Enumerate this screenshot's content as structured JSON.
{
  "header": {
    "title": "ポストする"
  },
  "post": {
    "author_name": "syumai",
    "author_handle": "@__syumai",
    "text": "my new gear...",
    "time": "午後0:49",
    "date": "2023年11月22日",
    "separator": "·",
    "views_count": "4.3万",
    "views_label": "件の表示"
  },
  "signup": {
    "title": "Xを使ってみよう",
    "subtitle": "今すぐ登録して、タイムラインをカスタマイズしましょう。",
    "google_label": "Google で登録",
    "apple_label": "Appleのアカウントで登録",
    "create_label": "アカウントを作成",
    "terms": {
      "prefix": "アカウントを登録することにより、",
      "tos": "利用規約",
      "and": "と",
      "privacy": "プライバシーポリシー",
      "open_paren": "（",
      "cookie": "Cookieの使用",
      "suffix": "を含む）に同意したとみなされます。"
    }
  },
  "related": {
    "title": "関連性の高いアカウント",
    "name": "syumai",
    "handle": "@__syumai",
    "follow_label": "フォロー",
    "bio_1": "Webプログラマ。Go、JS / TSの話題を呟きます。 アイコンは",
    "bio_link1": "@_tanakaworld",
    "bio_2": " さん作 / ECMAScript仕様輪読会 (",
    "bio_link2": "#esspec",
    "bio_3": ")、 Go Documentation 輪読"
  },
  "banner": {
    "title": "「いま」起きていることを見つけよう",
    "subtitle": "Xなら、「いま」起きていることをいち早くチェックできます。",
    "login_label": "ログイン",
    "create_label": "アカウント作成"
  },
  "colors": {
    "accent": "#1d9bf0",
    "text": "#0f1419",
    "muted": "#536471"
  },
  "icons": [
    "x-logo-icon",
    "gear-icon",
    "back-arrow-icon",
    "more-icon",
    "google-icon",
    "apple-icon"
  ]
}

------------------------

◆ **Aim of the task**:
Please restate the records in full, word for word.

◆ **Output for this exercise**:
Enumerate this screenshot's content as structured JSON.
{
  "header": {
    "title": "ポストする"
  },
  "post": {
    "author_name": "syumai",
    "author_handle": "@__syumai",
    "text": "my new gear...",
    "time": "午後0:49",
    "date": "2023年11月22日",
    "separator": "·",
    "views_count": "4.3万",
    "views_label": "件の表示"
  },
  "signup": {
    "title": "Xを使ってみよう",
    "subtitle": "今すぐ登録して、タイムラインをカスタマイズしましょう。",
    "google_label": "Google で登録",
    "apple_label": "Appleのアカウントで登録",
    "create_label": "アカウントを作成",
    "terms": {
      "prefix": "アカウントを登録することにより、",
      "tos": "利用規約",
      "and": "と",
      "privacy": "プライバシーポリシー",
      "open_paren": "（",
      "cookie": "Cookieの使用",
      "suffix": "を含む）に同意したとみなされます。"
    }
  },
  "related": {
    "title": "関連性の高いアカウント",
    "name": "syumai",
    "handle": "@__syumai",
    "follow_label": "フォロー",
    "bio_1": "Webプログラマ。Go、JS / TSの話題を呟きます。 アイコンは",
    "bio_link1": "@_tanakaworld",
    "bio_2": " さん作 / ECMAScript仕様輪読会 (",
    "bio_link2": "#esspec",
    "bio_3": ")、 Go Documentation 輪読"
  },
  "banner": {
    "title": "「いま」起きていることを見つけよう",
    "subtitle": "Xなら、「いま」起きていることをいち早くチェックできます。",
    "login_label": "ログイン",
    "create_label": "アカウント作成"
  },
  "colors": {
    "accent": "#1d9bf0",
    "text": "#0f1419",
    "muted": "#536471"
  },
  "icons": [
    "x-logo-icon",
    "gear-icon",
    "back-arrow-icon",
    "more-icon",
    "google-icon",
    "apple-icon"
  ]
}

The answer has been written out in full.